_Dataset records_
START

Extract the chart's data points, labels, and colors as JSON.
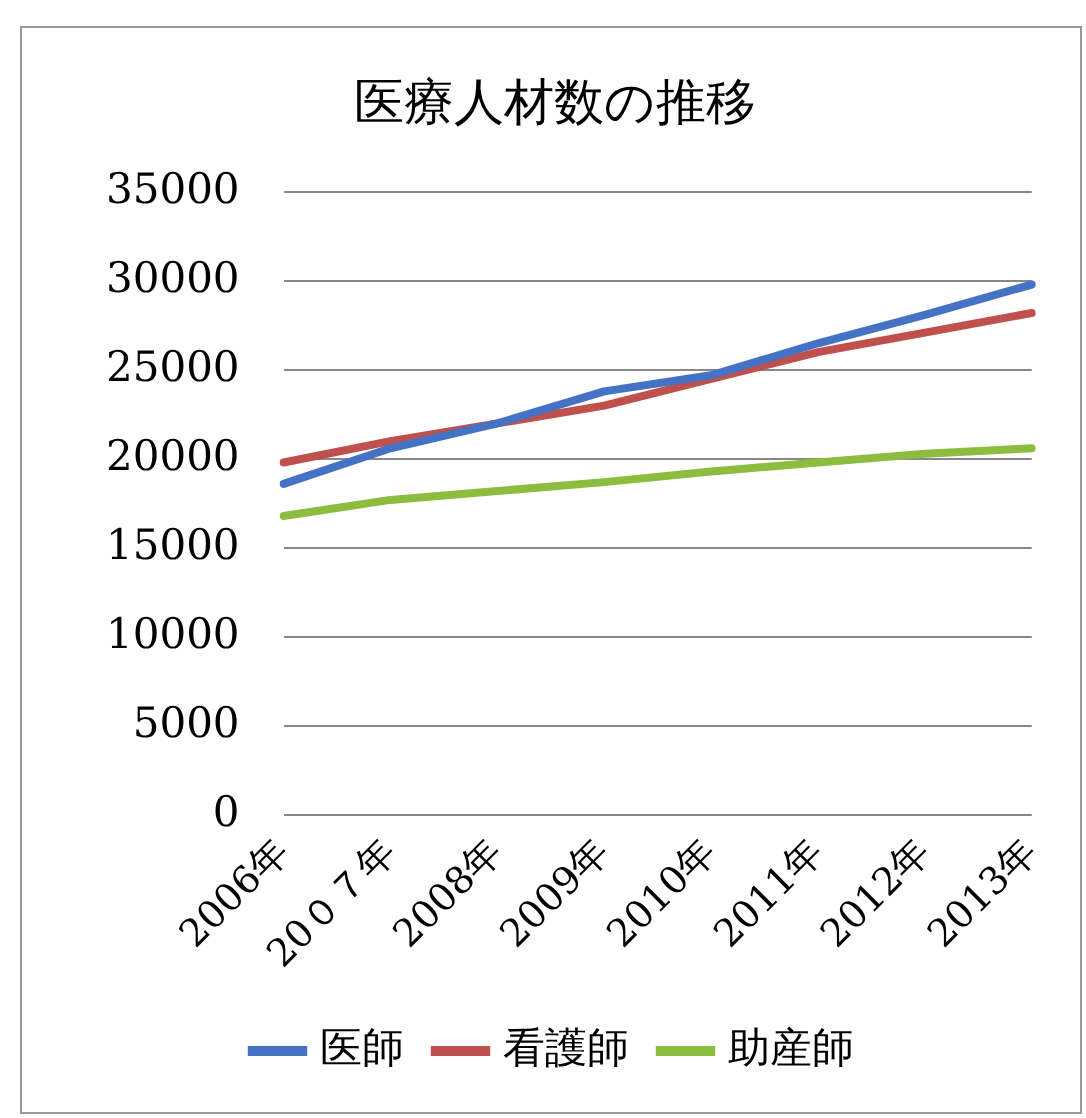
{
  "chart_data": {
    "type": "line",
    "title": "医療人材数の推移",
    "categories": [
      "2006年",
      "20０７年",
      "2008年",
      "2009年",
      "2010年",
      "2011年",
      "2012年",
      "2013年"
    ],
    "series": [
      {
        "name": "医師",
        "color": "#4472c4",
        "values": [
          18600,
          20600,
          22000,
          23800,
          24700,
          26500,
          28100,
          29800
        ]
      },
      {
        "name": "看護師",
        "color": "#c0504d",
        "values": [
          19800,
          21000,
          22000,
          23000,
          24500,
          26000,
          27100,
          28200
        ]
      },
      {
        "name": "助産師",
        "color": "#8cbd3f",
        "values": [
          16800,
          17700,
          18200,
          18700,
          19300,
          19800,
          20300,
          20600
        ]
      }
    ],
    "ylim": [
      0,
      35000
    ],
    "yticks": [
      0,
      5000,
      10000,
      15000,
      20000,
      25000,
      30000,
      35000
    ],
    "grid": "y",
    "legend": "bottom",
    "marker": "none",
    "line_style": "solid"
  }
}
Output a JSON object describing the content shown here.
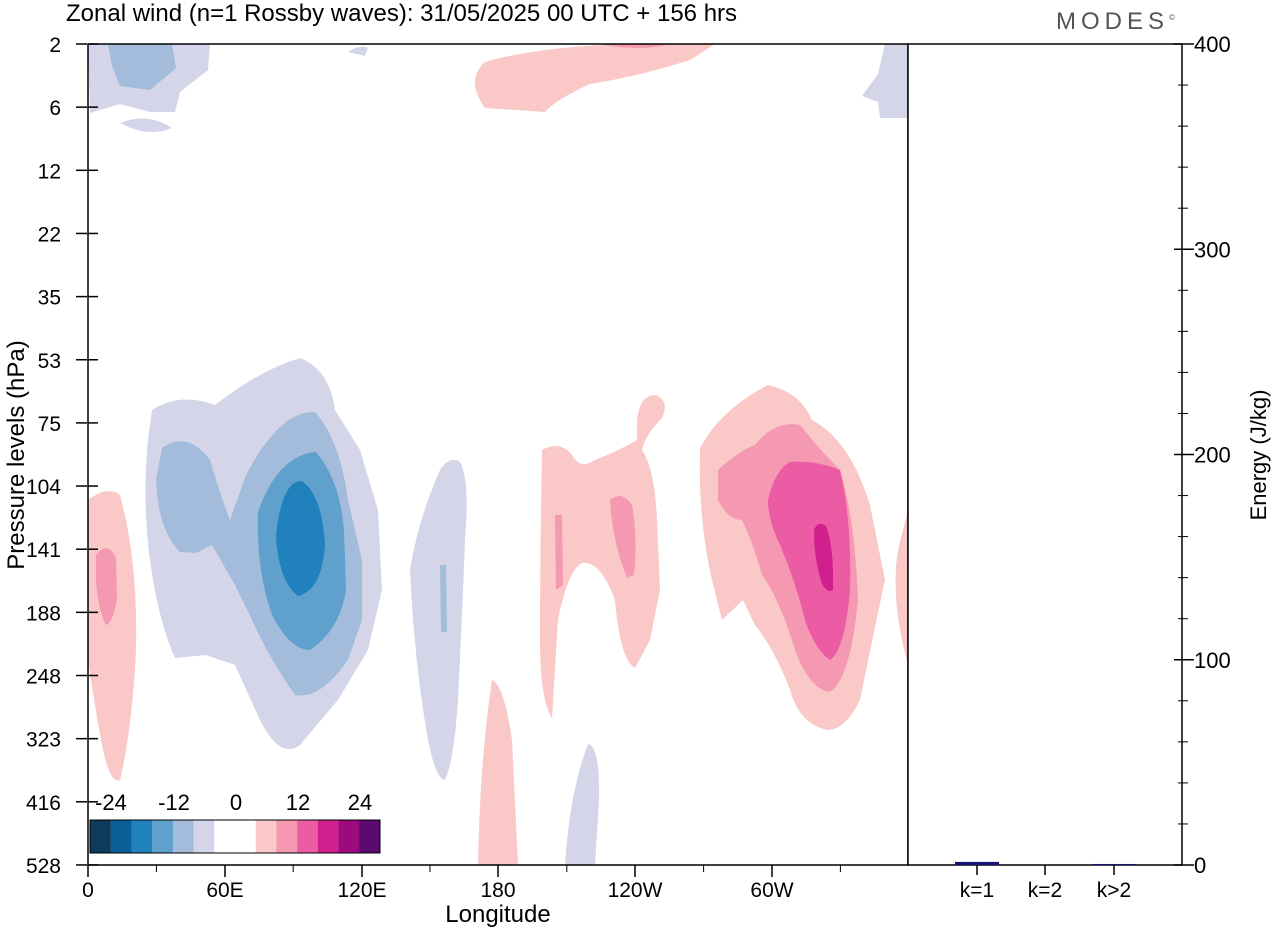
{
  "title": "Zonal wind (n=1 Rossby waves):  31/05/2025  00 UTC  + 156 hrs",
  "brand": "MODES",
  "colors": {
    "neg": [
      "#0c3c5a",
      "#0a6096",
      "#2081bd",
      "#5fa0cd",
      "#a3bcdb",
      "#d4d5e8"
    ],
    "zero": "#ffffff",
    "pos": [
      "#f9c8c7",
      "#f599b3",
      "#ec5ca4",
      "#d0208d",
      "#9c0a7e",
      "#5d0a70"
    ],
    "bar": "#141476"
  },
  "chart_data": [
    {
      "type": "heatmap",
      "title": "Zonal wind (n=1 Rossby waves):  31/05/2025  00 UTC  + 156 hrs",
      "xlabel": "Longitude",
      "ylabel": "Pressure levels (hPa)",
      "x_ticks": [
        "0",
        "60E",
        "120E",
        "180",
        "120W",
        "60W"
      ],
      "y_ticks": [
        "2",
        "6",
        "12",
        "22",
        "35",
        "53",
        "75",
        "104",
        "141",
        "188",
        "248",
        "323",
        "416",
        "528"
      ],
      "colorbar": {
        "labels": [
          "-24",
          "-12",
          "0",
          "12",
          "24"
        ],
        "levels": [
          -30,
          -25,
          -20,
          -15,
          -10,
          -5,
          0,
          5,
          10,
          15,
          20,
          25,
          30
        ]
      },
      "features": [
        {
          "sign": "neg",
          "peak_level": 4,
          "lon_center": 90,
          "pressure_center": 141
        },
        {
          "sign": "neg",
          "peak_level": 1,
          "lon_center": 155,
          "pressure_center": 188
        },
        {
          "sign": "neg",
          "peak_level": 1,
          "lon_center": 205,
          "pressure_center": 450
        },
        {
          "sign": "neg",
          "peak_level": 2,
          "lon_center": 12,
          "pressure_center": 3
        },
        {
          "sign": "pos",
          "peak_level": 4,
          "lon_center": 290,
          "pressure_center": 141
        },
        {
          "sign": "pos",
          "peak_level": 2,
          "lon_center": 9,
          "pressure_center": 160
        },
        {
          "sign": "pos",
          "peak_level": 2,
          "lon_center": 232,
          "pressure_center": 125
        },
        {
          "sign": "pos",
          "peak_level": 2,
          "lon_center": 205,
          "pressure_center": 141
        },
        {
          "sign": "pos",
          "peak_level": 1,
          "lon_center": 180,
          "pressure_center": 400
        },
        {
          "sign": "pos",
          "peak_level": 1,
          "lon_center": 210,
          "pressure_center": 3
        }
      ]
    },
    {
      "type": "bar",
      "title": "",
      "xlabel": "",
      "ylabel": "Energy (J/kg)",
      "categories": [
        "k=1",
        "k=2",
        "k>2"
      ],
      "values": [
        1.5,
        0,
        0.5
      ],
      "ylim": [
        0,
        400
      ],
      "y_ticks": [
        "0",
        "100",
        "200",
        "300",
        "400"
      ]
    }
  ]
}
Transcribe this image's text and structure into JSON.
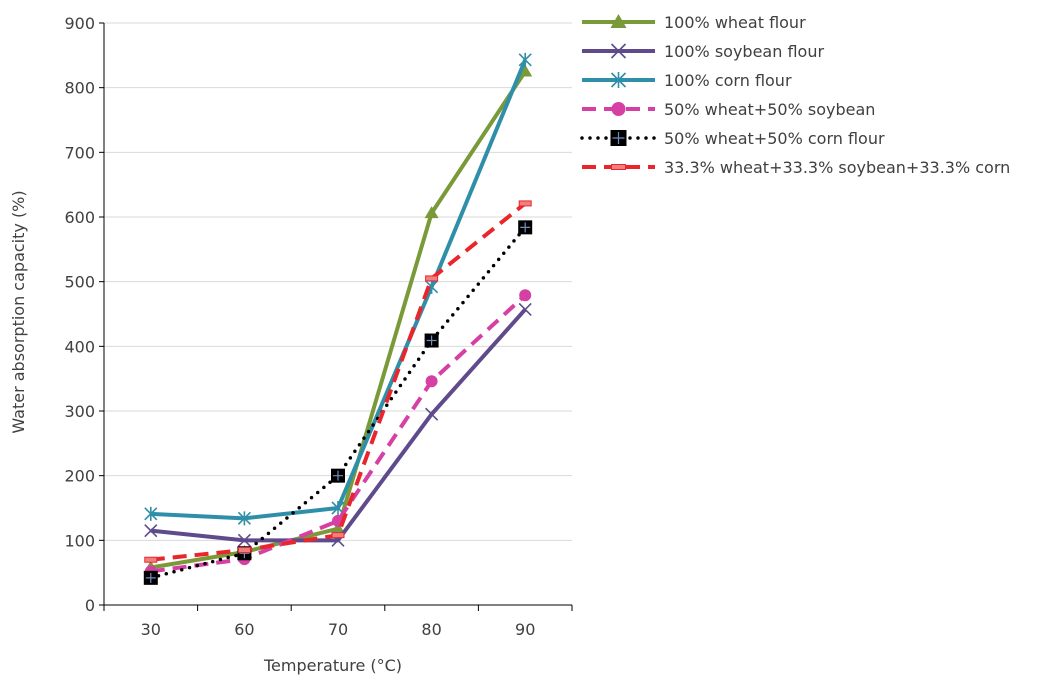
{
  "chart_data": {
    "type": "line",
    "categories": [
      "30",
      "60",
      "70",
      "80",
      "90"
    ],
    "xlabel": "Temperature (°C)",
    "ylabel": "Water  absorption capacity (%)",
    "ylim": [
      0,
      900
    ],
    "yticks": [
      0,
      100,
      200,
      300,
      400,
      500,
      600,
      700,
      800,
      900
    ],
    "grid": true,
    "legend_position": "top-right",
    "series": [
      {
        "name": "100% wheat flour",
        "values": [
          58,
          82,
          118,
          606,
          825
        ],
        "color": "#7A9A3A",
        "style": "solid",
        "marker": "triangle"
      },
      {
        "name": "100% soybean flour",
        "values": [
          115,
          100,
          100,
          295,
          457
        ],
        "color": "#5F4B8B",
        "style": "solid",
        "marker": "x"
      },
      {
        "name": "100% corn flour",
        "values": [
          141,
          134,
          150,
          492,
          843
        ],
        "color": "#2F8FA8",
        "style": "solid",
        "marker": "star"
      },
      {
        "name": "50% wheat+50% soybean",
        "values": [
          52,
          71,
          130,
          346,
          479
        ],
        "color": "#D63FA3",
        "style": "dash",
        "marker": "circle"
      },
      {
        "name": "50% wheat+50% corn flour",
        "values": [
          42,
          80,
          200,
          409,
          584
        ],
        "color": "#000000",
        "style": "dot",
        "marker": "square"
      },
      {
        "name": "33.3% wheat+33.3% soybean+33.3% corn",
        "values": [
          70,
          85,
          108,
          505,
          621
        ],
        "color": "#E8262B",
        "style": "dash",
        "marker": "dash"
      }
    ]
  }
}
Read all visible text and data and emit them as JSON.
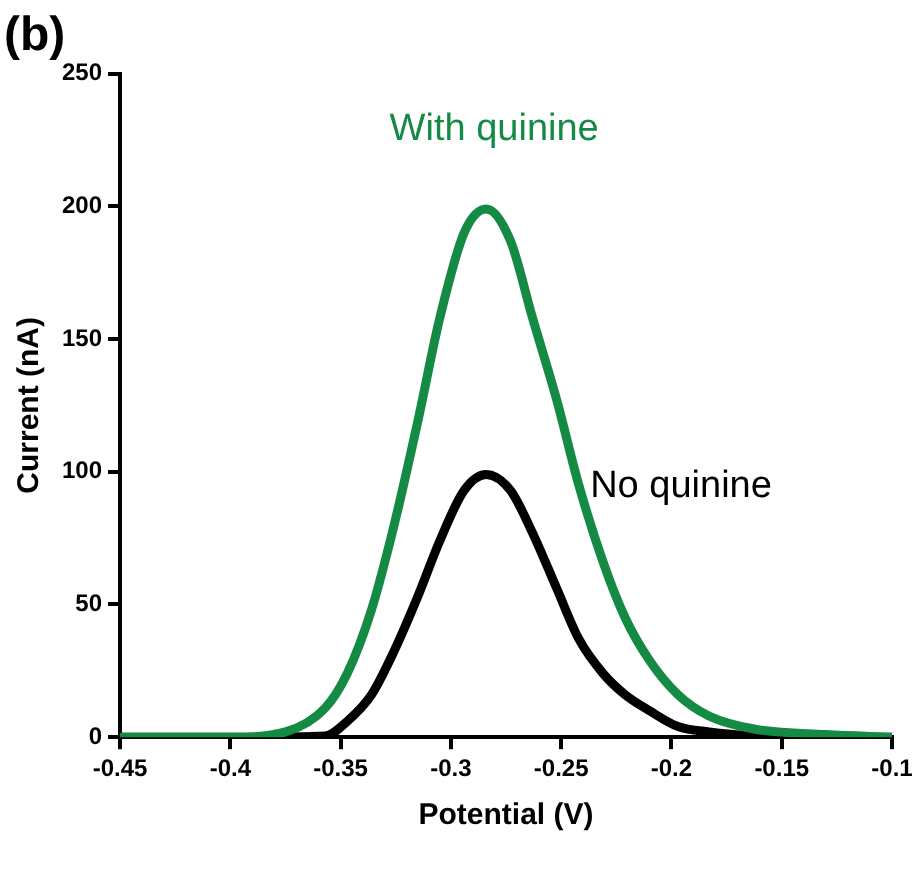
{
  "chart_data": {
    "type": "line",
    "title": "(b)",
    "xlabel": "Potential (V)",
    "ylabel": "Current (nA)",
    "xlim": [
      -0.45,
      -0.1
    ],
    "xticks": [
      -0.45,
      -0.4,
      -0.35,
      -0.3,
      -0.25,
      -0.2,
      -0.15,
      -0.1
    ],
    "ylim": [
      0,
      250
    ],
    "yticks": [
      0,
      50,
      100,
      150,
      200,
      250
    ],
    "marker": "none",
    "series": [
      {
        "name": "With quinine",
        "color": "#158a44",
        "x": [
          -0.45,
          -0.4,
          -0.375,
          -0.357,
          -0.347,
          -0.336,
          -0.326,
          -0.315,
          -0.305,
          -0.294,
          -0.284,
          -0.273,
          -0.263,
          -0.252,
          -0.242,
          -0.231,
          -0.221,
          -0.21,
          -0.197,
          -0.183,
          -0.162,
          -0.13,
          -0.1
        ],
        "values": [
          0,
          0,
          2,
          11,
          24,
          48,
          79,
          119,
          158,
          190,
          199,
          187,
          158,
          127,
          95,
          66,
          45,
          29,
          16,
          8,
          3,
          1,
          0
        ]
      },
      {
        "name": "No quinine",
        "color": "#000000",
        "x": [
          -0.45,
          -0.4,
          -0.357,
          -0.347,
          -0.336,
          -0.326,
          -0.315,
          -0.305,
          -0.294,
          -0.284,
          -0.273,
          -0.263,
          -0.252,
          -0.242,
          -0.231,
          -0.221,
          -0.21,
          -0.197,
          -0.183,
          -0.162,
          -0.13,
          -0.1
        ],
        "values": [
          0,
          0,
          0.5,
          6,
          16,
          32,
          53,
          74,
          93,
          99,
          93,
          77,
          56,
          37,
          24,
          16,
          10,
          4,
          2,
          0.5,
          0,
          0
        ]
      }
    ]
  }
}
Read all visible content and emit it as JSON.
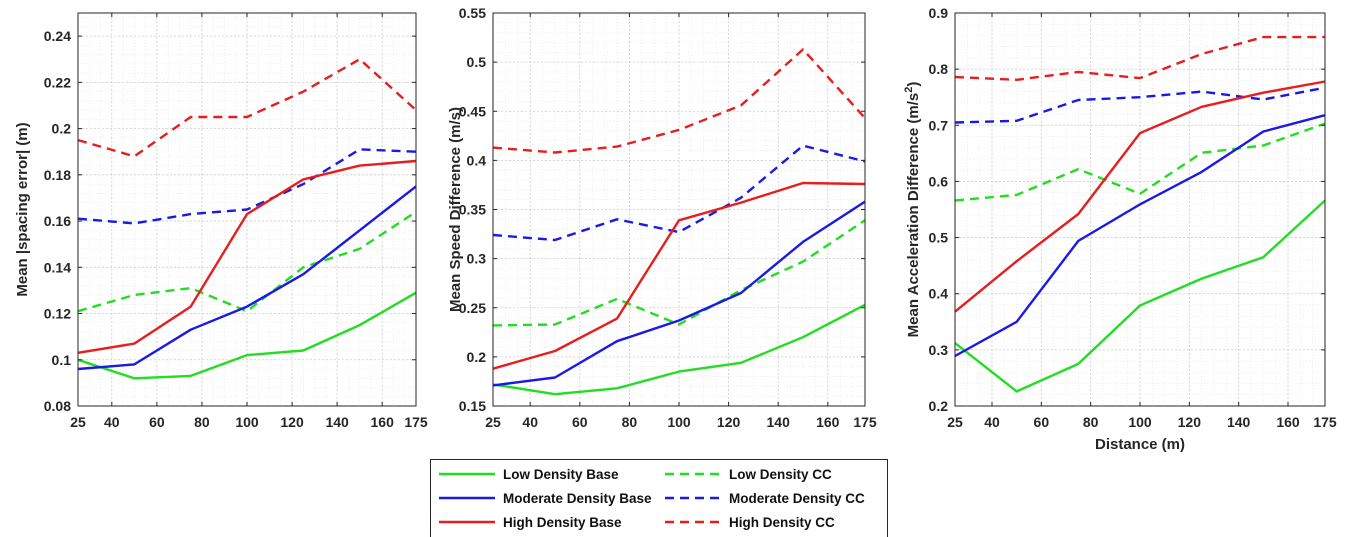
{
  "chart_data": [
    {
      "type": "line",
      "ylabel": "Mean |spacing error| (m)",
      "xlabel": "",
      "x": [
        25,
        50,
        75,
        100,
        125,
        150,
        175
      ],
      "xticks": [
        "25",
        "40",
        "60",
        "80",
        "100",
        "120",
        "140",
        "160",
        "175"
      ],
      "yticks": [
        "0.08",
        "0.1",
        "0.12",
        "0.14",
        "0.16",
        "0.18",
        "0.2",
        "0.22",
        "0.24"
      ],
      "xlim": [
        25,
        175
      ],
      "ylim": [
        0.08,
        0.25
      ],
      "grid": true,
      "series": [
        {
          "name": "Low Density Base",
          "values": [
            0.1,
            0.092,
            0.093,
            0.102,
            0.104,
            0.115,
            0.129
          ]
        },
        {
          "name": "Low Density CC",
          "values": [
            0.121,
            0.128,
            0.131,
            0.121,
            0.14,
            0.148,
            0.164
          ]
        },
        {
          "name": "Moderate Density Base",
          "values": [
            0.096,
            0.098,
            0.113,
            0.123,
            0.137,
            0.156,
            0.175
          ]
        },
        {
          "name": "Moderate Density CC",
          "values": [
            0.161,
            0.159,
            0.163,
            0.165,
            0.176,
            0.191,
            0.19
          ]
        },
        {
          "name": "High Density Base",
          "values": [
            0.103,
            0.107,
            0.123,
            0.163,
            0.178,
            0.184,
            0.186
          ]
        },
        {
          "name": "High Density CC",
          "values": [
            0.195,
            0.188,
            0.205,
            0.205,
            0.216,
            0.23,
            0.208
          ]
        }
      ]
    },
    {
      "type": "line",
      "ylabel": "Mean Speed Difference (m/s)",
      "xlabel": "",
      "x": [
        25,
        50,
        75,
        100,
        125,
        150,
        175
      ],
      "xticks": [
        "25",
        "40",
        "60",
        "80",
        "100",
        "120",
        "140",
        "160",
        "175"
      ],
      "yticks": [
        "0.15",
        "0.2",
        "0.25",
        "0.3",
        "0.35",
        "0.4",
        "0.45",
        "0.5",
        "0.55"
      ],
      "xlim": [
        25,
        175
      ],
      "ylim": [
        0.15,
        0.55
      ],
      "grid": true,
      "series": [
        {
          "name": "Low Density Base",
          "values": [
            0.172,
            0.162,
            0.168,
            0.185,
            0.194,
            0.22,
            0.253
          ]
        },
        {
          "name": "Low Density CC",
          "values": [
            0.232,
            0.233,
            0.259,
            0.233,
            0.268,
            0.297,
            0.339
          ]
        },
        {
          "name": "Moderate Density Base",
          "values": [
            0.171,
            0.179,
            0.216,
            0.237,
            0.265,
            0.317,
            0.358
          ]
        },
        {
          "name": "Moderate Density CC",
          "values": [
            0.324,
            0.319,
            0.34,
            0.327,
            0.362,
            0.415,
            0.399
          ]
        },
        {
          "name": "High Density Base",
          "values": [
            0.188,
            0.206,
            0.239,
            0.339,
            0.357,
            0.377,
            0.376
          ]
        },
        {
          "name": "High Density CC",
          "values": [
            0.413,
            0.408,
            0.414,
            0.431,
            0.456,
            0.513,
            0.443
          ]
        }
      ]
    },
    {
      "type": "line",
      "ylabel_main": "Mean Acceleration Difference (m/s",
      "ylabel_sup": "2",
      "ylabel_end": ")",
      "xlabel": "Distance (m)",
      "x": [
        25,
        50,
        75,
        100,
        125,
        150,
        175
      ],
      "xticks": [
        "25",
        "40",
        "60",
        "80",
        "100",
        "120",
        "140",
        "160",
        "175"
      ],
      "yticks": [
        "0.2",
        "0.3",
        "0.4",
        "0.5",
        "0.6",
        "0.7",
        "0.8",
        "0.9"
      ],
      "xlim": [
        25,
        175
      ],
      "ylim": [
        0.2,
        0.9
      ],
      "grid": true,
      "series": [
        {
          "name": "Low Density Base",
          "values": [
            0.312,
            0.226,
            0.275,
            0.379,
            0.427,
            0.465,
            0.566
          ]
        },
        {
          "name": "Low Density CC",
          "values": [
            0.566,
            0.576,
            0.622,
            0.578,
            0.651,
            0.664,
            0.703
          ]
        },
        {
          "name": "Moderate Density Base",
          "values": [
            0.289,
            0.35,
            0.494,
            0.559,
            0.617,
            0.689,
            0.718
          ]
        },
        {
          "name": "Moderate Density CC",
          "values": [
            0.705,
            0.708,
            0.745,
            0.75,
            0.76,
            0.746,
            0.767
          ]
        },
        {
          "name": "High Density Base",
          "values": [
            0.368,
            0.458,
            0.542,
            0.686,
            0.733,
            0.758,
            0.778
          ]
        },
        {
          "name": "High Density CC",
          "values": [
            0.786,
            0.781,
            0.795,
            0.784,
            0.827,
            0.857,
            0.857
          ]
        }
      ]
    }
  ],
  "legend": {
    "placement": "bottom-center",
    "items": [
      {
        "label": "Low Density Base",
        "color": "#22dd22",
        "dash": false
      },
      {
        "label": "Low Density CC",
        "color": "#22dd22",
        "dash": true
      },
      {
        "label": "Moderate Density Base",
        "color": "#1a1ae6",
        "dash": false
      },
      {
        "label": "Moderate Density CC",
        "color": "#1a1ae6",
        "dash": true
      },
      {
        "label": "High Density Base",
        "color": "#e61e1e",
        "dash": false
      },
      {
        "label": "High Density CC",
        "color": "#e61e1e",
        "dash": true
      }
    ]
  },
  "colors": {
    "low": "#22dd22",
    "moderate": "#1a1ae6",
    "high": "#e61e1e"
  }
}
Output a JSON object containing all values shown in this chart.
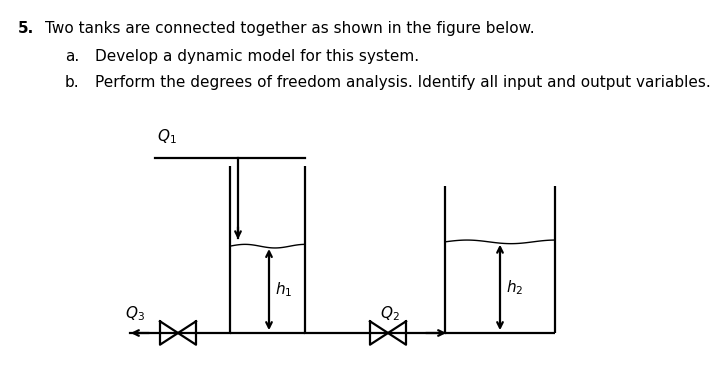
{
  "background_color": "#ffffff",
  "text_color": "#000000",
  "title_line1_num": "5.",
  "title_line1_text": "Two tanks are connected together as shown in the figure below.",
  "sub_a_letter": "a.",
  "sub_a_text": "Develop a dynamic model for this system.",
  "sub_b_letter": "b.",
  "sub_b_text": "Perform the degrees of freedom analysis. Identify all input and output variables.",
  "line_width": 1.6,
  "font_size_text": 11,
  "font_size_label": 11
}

END

_Written exercise_
In the entries above, find each line with the word "marker" and show it.

_Solution for this problem_
    "marker": "none",
        "marker": "triangle"
        "marker": "x"
        "marker": "star"
        "marker": "circle"
        "marker": "square"
        "marker": "dash"
    "marker": "none",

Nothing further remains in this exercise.